> **Excerpt provided**:
════════════════════
4.  **Mobile Performance Targets:**
    *   **Observation:** M1 targets are aggressive but achievable. Mobile targets are missing.
    *   **Action:** Add specific targets for mid-range Android (Snapdragon 7 series) to ensure accessibility. Target: < 2.0s encode (vs 500ms on Desktop).

## Appendix C: Falsification Checklist (100 Points)

To "falsify" the result means to rigorously attempt to prove the implementation *incorrect* or *insufficient*. If the system passes all checks, we accept the optimization as valid.

### I. Correctness & Precision (30 Points)
- [ ] **1. The Identity Test:** `MatMul(I, A) == A` for random matrix A (384x384). (FAIL if diff > 1e-6)
- [ ] **2. The Zero Test:** `MatMul(0, A) == 0`. (FAIL if any non-zero bit)
- [ ] **3. The Transpose Test:** `MatMul(A, B) == MatMul(B^T, A^T)^T`. Verify layout assumptions.
- [ ] **4. The Non-Aligned Test:** Matrix dimensions prime numbers (e.g., 67x89) work with 8x8 tiling. (FAIL if panic or memory corruption)
- [ ] **5. The NaN Propagation:** If input contains `NaN`, output must contain `NaN`. (FAIL if `NaN` is swallowed)
- [ ] **6. The Infinity Check:** Overflowing values behave consistently with IEEE754 (no undefined UB).
- [ ] **7. The Determinism Check:** Running the same inference 100 times produces bit-exact identical logits.
- [ ] **8. The Quantization Error:** `Float - Int8` error < 1% relative difference for standard distribution.
- [ ] **9. The Scale Factor:** Quantization scale factors are applied correctly (output magnitude matches f32).
- [ ] **10. The Empty Set:** Input vectors of size 0 do not crash the WASM instance.

### II. Performance & Resources (30 Points)
════════════════════
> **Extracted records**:
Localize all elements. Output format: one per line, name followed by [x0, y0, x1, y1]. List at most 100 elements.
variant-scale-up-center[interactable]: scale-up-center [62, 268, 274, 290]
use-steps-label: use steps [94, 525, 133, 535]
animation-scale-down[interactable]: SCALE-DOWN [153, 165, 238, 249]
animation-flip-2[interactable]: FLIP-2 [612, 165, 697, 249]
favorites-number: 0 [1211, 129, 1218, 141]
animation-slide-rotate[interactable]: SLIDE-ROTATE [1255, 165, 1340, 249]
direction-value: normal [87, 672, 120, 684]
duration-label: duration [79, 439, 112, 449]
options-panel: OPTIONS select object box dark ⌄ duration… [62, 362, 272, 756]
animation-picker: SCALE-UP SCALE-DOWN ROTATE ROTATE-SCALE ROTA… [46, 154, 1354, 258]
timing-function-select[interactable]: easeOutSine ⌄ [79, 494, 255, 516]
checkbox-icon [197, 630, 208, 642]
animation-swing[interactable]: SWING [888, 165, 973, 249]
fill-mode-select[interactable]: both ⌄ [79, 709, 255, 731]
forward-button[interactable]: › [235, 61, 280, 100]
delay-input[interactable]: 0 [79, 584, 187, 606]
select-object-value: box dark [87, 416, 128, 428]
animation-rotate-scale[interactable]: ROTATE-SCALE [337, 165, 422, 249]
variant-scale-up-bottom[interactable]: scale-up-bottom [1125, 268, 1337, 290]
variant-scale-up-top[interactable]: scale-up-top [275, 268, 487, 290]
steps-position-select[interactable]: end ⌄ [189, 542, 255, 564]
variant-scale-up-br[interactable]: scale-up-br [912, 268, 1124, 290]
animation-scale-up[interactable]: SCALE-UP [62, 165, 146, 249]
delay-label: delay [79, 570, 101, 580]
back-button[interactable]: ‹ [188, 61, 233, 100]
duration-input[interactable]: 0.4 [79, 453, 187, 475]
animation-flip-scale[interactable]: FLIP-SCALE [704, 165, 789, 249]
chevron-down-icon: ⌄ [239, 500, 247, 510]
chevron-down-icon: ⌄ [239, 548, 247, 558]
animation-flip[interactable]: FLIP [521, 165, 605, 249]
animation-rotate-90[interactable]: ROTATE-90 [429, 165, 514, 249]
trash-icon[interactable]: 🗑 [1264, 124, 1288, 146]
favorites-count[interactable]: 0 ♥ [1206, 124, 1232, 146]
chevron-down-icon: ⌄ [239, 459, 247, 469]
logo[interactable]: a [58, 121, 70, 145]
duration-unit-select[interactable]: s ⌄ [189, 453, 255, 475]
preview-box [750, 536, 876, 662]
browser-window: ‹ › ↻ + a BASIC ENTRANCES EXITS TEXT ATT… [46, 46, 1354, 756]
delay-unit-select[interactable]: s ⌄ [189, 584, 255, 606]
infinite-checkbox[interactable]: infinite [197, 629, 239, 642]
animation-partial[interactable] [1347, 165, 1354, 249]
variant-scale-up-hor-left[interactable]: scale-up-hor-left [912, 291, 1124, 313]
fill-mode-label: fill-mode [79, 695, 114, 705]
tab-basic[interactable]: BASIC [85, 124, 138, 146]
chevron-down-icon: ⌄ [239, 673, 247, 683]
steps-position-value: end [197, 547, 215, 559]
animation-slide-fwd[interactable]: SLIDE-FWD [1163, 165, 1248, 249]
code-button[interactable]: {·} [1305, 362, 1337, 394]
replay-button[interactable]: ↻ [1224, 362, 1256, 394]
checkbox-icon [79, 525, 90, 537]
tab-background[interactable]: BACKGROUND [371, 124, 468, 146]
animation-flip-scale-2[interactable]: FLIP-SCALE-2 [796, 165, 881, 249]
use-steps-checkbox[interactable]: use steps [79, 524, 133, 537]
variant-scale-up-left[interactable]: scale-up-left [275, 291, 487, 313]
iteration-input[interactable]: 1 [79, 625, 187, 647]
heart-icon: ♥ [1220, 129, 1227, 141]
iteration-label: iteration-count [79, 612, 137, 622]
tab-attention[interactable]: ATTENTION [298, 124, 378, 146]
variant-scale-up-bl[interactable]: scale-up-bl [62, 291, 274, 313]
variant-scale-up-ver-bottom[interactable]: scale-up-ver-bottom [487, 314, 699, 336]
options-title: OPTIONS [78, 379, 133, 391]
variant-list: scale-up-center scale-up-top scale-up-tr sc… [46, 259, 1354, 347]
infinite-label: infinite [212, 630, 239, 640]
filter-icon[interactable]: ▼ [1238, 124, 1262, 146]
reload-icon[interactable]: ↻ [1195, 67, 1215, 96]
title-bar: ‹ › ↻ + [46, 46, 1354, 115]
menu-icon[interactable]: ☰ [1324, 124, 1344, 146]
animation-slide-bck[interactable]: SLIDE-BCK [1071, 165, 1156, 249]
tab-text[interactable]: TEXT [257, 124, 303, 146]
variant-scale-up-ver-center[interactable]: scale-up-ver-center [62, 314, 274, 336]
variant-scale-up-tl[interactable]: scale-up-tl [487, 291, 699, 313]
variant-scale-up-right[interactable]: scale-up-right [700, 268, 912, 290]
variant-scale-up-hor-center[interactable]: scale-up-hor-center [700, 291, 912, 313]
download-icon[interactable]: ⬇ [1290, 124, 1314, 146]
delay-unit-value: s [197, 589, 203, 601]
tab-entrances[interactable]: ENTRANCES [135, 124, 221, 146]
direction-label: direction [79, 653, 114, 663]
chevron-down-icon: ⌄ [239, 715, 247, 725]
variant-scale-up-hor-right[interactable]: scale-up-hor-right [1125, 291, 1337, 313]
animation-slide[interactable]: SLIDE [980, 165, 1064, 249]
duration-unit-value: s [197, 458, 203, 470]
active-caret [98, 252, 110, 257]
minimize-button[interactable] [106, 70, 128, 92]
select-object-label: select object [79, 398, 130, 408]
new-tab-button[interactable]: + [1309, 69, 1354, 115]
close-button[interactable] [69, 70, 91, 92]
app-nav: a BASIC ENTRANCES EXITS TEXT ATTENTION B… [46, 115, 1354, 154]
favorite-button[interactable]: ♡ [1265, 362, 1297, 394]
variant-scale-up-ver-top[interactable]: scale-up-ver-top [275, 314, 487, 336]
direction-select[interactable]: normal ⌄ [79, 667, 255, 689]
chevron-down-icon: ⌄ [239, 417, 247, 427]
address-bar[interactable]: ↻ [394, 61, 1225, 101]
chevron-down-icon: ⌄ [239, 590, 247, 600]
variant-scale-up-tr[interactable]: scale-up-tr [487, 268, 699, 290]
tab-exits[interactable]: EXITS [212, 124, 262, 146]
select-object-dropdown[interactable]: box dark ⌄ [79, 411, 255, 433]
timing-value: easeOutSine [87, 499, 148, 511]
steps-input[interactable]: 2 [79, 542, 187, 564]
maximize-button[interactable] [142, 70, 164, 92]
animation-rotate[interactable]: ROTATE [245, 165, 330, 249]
════════════════════
> **Task item**:
Return the part of the falsification checklist excerpt between "- [ ] **4. The Non-Aligned" and "Resources (30 Points)", inclusive, copied word for word.

> **Result below**:
- [ ] **4. The Non-Aligned Test:** Matrix dimensions prime numbers (e.g., 67x89) work with 8x8 tiling. (FAIL if panic or memory corruption)
- [ ] **5. The NaN Propagation:** If input contains `NaN`, output must contain `NaN`. (FAIL if `NaN` is swallowed)
- [ ] **6. The Infinity Check:** Overflowing values behave consistently with IEEE754 (no undefined UB).
- [ ] **7. The Determinism Check:** Running the same inference 100 times produces bit-exact identical logits.
- [ ] **8. The Quantization Error:** `Float - Int8` error < 1% relative difference for standard distribution.
- [ ] **9. The Scale Factor:** Quantization scale factors are applied correctly (output magnitude matches f32).
- [ ] **10. The Empty Set:** Input vectors of size 0 do not crash the WASM instance.

### II. Performance & Resources (30 Points)